WHAT IS NEEDED →
Of all the lines in the material below, how many include the string "Artboard"? Give the number only.

(Stored data)

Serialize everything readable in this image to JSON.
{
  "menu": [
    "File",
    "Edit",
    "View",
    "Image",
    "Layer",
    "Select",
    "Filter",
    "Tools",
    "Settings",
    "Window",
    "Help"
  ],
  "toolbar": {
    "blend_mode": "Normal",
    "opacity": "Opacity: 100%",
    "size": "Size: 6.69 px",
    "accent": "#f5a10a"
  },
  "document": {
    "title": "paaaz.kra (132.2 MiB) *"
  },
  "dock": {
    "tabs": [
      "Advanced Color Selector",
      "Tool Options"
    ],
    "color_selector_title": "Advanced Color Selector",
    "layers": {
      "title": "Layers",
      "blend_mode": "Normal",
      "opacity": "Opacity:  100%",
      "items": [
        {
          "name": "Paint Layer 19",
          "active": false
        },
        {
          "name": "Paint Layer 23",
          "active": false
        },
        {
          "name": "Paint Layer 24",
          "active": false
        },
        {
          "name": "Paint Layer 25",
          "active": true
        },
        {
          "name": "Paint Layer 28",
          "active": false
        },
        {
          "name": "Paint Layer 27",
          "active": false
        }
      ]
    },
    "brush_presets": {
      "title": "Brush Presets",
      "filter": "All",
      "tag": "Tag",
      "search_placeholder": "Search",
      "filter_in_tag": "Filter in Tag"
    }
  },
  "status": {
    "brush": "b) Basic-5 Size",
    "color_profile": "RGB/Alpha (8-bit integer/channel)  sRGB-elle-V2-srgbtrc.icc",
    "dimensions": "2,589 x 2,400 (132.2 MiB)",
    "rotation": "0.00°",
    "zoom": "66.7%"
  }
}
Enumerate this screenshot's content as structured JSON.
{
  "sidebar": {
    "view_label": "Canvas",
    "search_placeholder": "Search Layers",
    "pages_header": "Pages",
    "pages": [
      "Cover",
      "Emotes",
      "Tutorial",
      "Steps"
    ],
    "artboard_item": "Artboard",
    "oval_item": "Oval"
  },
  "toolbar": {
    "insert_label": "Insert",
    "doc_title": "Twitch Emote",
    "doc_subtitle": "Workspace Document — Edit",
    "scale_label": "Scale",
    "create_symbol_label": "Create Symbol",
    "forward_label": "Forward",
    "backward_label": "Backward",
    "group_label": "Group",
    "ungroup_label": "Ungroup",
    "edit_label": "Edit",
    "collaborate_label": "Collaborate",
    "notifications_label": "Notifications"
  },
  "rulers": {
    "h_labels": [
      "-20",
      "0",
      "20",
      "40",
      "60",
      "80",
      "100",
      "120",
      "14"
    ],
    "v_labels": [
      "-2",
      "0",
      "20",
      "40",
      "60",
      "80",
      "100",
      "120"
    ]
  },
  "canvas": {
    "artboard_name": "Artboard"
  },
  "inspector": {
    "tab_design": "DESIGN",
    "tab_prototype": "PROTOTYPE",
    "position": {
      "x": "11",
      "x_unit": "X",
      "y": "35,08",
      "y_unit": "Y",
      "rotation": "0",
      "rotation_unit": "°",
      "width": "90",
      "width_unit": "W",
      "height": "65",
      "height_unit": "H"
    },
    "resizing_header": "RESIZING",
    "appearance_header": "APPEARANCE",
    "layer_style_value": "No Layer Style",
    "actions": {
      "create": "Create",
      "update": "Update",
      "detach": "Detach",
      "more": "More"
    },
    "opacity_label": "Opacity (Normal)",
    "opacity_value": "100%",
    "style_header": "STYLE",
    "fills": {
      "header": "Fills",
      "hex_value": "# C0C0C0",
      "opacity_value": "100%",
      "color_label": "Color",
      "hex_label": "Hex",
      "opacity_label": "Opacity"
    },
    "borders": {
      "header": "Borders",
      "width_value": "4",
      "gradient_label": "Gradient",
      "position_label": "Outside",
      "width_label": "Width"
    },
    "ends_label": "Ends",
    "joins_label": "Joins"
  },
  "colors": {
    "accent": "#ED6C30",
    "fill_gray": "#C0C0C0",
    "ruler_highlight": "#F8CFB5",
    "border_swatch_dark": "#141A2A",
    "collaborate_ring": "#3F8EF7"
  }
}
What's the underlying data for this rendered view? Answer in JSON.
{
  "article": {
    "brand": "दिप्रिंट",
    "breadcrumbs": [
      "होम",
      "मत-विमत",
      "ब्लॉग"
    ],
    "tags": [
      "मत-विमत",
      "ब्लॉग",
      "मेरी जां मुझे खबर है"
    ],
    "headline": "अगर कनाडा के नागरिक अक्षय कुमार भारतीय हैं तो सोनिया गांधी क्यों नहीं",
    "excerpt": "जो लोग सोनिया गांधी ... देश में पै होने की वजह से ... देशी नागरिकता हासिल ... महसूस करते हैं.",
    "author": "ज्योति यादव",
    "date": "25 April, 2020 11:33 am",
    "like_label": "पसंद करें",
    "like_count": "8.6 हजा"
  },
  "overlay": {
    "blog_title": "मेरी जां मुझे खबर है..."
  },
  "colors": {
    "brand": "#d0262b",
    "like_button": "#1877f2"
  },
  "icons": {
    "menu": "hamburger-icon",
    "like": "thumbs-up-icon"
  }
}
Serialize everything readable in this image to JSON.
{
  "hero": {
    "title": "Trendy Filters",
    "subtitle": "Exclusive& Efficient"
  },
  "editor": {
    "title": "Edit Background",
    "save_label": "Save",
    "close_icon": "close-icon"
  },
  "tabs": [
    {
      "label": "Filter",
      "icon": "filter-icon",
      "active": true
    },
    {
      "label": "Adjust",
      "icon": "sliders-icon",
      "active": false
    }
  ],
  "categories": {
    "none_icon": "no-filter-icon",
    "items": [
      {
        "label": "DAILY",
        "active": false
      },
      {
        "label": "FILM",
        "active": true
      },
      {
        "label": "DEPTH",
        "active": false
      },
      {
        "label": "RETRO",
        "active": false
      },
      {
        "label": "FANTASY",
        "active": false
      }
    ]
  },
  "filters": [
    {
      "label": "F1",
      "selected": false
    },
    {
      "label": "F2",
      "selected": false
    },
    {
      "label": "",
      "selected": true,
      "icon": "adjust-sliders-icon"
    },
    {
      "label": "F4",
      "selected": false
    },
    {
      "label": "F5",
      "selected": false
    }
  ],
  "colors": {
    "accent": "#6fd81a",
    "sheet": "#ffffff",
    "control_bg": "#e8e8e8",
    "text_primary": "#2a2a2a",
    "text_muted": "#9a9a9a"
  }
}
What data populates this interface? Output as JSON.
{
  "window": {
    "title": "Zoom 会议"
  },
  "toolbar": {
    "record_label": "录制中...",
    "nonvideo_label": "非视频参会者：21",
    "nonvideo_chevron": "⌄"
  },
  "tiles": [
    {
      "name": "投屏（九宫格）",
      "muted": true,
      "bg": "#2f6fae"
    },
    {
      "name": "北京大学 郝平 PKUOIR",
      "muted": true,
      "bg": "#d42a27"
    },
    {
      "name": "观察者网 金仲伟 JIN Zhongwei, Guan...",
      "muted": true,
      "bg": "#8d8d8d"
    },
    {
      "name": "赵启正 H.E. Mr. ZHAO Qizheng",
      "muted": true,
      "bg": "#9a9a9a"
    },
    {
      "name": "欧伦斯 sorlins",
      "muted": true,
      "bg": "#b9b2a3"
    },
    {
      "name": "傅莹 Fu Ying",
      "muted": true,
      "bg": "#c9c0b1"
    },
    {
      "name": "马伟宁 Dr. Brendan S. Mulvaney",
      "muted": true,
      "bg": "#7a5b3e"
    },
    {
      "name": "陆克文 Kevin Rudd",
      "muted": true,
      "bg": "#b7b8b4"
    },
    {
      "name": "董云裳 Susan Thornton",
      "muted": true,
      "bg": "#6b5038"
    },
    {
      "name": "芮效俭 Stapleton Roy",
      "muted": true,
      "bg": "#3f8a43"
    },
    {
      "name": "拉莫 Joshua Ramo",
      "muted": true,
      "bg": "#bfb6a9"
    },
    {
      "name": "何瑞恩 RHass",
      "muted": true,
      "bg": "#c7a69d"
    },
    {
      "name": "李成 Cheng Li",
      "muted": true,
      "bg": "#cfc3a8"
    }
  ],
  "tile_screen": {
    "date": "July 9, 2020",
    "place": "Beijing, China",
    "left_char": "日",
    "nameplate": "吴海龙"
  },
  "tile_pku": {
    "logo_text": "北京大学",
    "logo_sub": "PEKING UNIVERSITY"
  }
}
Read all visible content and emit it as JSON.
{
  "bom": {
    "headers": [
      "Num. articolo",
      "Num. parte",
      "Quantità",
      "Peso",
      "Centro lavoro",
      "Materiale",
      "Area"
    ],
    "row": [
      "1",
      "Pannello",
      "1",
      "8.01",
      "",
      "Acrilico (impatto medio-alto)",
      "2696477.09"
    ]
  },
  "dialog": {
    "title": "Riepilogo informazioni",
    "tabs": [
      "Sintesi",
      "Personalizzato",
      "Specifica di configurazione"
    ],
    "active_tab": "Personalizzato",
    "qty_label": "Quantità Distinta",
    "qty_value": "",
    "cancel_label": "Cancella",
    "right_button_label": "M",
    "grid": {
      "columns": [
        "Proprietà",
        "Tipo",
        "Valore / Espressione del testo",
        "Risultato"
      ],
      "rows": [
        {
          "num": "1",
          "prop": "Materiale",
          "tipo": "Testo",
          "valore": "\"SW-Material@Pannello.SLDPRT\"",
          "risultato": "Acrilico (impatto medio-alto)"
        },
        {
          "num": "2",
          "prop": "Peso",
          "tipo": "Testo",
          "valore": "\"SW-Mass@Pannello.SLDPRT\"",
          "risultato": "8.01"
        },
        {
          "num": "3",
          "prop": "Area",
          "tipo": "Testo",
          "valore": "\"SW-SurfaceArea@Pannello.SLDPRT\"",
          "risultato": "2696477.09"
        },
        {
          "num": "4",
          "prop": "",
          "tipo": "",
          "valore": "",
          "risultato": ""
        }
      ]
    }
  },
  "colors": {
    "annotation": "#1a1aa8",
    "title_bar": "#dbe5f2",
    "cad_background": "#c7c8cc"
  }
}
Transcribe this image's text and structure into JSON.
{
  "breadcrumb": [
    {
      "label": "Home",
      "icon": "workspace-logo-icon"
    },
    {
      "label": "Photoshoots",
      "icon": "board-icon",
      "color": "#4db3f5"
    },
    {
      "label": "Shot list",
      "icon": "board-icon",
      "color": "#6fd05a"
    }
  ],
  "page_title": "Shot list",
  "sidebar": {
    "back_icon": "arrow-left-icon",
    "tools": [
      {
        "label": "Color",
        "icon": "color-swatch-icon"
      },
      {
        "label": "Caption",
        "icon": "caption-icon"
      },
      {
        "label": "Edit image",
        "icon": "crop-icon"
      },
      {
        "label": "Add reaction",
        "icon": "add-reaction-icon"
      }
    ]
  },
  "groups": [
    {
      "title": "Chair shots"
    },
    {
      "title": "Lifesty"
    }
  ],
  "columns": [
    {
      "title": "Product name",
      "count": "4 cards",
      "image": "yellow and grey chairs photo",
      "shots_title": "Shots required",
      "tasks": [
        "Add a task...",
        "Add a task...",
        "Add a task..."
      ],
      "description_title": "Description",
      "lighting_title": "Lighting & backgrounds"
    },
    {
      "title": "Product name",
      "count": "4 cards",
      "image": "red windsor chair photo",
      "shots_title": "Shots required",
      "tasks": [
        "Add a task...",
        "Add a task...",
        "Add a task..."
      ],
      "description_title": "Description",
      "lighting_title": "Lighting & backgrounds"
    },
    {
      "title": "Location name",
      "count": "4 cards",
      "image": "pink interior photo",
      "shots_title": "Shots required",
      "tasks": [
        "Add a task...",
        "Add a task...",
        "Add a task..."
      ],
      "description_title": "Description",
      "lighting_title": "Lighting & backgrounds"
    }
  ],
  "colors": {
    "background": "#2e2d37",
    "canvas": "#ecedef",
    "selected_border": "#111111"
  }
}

SOLUTION TO THIS PROBLEM →
2